### THE EXERCISE
Can you output the records below exactly as they are written?

• • • • •

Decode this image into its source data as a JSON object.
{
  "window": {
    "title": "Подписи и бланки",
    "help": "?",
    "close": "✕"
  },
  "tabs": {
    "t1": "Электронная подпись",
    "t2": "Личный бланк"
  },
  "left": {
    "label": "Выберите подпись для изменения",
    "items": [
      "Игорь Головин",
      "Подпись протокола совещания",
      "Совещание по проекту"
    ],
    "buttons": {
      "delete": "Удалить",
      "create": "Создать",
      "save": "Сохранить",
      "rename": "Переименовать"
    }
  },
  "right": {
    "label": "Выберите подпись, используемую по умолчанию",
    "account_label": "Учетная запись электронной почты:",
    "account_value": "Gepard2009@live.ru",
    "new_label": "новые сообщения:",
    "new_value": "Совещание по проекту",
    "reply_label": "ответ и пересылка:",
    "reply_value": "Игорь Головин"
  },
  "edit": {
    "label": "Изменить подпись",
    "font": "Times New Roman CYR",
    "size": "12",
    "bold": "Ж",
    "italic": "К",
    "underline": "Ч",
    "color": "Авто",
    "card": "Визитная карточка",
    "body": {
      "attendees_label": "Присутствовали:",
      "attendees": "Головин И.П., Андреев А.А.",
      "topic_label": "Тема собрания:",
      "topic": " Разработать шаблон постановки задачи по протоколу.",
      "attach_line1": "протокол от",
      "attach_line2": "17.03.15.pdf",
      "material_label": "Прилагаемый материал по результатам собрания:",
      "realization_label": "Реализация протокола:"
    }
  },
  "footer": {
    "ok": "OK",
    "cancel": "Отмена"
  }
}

• • • • •

### RESULT
Decode this image into its source data as a JSON object.
{
  "window": {
    "title": "Подписи и бланки",
    "help": "?",
    "close": "✕"
  },
  "tabs": {
    "t1": "Электронная подпись",
    "t2": "Личный бланк"
  },
  "left": {
    "label": "Выберите подпись для изменения",
    "items": [
      "Игорь Головин",
      "Подпись протокола совещания",
      "Совещание по проекту"
    ],
    "buttons": {
      "delete": "Удалить",
      "create": "Создать",
      "save": "Сохранить",
      "rename": "Переименовать"
    }
  },
  "right": {
    "label": "Выберите подпись, используемую по умолчанию",
    "account_label": "Учетная запись электронной почты:",
    "account_value": "Gepard2009@live.ru",
    "new_label": "новые сообщения:",
    "new_value": "Совещание по проекту",
    "reply_label": "ответ и пересылка:",
    "reply_value": "Игорь Головин"
  },
  "edit": {
    "label": "Изменить подпись",
    "font": "Times New Roman CYR",
    "size": "12",
    "bold": "Ж",
    "italic": "К",
    "underline": "Ч",
    "color": "Авто",
    "card": "Визитная карточка",
    "body": {
      "attendees_label": "Присутствовали:",
      "attendees": "Головин И.П., Андреев А.А.",
      "topic_label": "Тема собрания:",
      "topic": " Разработать шаблон постановки задачи по протоколу.",
      "attach_line1": "протокол от",
      "attach_line2": "17.03.15.pdf",
      "material_label": "Прилагаемый материал по результатам собрания:",
      "realization_label": "Реализация протокола:"
    }
  },
  "footer": {
    "ok": "OK",
    "cancel": "Отмена"
  }
}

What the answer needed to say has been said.